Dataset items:

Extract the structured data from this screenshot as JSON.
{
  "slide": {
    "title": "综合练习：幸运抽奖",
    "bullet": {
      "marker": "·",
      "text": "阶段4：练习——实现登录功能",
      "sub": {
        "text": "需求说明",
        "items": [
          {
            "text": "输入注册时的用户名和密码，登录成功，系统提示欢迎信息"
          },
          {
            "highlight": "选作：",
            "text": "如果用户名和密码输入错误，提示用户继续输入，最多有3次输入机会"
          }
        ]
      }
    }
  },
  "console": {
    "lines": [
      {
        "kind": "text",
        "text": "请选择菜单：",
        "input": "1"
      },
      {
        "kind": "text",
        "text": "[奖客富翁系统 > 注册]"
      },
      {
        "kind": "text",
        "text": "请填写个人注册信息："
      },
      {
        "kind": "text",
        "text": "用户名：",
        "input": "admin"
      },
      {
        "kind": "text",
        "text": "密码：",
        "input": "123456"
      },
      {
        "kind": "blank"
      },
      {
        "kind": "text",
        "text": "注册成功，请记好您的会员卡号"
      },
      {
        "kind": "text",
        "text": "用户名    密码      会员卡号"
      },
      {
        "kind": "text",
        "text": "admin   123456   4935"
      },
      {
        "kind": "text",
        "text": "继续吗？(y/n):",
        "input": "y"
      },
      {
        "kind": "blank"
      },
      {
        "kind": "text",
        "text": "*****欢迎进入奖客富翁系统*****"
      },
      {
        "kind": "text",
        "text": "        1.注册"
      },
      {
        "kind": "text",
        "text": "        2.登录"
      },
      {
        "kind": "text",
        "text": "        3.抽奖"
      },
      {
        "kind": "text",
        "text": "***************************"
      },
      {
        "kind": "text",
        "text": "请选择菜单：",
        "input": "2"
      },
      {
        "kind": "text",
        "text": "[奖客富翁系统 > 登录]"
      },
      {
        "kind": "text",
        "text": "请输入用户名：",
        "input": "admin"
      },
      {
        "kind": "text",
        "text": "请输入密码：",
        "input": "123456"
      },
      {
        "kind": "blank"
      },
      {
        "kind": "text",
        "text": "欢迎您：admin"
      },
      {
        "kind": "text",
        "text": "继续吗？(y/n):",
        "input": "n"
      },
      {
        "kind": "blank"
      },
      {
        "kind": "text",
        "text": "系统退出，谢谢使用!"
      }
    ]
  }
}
---
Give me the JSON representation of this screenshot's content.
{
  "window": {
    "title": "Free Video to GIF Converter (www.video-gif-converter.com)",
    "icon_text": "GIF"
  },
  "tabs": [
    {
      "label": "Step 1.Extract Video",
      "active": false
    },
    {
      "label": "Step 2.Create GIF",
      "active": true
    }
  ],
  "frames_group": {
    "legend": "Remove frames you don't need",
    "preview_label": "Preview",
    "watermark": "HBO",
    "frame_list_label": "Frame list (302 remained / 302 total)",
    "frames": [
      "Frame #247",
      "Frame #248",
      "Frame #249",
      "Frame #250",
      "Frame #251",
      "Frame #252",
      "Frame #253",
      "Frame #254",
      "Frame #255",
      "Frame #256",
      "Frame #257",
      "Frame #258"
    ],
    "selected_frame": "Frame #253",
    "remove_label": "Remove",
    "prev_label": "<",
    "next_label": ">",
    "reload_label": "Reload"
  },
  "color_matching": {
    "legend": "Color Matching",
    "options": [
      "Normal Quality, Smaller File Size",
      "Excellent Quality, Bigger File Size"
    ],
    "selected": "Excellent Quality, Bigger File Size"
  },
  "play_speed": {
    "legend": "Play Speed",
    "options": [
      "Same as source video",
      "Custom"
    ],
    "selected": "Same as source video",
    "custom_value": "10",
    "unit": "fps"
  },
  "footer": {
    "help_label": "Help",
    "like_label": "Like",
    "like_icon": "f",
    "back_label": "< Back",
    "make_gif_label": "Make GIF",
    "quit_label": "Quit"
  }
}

THE PROBLEM –
Tally how many lines of the data include the word "Size". Write the number and nothing else.

COMPLETE ANSWER –
3